◆ **Dataset extract**:
□ □ □

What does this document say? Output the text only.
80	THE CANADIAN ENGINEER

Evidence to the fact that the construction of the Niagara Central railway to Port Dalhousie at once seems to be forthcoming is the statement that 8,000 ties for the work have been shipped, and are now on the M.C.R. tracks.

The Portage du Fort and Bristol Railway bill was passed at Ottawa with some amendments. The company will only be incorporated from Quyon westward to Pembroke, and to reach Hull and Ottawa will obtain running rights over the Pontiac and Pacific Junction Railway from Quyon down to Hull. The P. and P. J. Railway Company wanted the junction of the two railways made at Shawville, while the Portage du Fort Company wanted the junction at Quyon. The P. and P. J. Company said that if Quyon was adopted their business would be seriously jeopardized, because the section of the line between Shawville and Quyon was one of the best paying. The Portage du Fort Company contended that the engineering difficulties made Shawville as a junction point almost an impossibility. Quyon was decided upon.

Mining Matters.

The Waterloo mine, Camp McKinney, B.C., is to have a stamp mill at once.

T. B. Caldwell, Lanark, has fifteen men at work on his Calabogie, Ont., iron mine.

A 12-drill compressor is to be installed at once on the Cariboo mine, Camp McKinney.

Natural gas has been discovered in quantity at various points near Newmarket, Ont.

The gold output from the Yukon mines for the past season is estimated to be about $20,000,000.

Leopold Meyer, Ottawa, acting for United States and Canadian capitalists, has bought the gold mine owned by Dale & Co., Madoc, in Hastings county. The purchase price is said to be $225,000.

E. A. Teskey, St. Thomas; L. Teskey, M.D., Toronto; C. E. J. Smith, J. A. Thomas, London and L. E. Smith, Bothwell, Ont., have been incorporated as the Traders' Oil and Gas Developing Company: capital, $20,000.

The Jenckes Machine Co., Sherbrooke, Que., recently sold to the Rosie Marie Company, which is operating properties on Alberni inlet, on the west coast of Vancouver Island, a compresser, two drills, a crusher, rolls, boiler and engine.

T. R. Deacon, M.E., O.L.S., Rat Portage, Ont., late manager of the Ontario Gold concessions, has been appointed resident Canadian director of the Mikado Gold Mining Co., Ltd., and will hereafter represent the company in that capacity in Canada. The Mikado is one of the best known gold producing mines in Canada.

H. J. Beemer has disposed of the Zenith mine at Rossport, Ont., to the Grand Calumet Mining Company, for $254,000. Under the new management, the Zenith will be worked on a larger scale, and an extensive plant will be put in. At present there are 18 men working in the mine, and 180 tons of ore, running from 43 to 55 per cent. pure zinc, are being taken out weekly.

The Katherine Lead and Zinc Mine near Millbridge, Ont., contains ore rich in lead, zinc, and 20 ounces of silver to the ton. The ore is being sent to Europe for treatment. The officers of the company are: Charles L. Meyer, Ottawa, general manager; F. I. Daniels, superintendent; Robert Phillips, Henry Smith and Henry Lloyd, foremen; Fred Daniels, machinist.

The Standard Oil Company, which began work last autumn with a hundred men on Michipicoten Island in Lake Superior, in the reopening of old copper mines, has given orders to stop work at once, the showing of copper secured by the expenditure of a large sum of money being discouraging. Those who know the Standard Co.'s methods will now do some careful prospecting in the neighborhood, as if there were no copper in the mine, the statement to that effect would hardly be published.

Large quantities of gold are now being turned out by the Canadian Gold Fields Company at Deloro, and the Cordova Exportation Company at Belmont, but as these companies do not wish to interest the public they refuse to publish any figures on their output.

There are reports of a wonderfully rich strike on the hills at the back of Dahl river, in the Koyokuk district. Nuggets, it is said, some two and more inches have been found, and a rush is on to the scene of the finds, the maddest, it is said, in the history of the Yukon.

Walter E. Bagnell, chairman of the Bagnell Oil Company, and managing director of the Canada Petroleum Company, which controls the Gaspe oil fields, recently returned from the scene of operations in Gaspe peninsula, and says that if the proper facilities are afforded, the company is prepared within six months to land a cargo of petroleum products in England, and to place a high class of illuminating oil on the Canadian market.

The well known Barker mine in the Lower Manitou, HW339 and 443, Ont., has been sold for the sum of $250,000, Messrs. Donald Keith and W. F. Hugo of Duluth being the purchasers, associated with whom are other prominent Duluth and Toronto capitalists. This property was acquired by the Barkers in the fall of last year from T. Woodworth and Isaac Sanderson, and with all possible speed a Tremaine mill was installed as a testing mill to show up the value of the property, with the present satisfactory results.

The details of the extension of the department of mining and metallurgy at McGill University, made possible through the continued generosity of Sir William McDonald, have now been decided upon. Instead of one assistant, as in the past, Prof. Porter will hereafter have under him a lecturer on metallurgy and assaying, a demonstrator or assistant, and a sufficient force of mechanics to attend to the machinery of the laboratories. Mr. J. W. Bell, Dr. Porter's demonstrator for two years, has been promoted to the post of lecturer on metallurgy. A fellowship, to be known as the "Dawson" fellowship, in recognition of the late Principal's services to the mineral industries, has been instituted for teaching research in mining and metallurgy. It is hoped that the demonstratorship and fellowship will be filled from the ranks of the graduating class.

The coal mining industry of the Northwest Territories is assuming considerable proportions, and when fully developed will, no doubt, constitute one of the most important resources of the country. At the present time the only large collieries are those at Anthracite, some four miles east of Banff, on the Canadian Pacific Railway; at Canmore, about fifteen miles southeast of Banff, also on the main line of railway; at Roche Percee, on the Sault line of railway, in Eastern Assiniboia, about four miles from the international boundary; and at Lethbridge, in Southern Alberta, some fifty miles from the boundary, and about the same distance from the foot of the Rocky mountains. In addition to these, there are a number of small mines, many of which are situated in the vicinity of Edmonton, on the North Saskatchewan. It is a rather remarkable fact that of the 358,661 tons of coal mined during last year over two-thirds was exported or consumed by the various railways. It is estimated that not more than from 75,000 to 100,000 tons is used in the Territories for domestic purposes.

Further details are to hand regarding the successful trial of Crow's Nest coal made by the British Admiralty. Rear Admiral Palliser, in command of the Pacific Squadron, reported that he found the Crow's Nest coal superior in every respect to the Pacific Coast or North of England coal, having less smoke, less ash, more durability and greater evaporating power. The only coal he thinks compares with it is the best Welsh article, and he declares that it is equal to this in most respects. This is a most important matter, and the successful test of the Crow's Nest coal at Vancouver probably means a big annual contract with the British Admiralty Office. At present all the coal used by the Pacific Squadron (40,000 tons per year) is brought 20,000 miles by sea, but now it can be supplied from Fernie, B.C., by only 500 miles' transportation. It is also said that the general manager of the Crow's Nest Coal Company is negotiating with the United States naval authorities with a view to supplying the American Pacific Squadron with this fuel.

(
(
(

□ □ □

◆ **Task objective**: Report each line of the data in which "important" occurs.

◆ **Answer to this problem**:
The coal mining industry of the Northwest Territories is assuming considerable proportions, and when fully developed will, no doubt, constitute one of the most important resources of the country. At the present time the only large collieries are those at Anthracite, some four miles east of Banff, on the Canadian Pacific Railway; at Canmore, about fifteen miles southeast of Banff, also on the main line of railway; at Roche Percee, on the Sault line of railway, in Eastern Assiniboia, about four miles from the international boundary; and at Lethbridge, in Southern Alberta, some fifty miles from the boundary, and about the same distance from the foot of the Rocky mountains. In addition to these, there are a number of small mines, many of which are situated in the vicinity of Edmonton, on the North Saskatchewan. It is a rather remarkable fact that of the 358,661 tons of coal mined during last year over two-thirds was exported or consumed by the various railways. It is estimated that not more than from 75,000 to 100,000 tons is used in the Territories for domestic purposes.
Further details are to hand regarding the successful trial of Crow's Nest coal made by the British Admiralty. Rear Admiral Palliser, in command of the Pacific Squadron, reported that he found the Crow's Nest coal superior in every respect to the Pacific Coast or North of England coal, having less smoke, less ash, more durability and greater evaporating power. The only coal he thinks compares with it is the best Welsh article, and he declares that it is equal to this in most respects. This is a most important matter, and the successful test of the Crow's Nest coal at Vancouver probably means a big annual contract with the British Admiralty Office. At present all the coal used by the Pacific Squadron (40,000 tons per year) is brought 20,000 miles by sea, but now it can be supplied from Fernie, B.C., by only 500 miles' transportation. It is also said that the general manager of the Crow's Nest Coal Company is negotiating with the United States naval authorities with a view to supplying the American Pacific Squadron with this fuel.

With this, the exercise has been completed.